▶ WHAT TO DO: Only the number is wanted: how many lines of these entries contain the word "NOTE"?

Collected data entries
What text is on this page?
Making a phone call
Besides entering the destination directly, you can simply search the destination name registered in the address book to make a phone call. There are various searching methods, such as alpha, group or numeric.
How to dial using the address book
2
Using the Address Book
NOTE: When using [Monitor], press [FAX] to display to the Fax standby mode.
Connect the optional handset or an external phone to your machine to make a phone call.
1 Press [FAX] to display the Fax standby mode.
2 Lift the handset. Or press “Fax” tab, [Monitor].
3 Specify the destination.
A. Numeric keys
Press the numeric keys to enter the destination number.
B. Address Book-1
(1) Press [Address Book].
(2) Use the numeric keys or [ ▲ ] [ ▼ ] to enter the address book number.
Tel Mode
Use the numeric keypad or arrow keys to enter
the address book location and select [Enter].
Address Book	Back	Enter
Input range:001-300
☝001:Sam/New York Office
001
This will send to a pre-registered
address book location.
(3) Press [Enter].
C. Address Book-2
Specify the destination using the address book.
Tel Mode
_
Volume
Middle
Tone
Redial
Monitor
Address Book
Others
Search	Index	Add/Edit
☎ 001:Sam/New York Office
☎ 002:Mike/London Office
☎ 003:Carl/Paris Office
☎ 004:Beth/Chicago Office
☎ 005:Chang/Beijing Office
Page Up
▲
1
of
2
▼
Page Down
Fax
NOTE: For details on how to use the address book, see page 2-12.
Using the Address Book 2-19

▶ ANSWER TO THIS EXERCISE: 2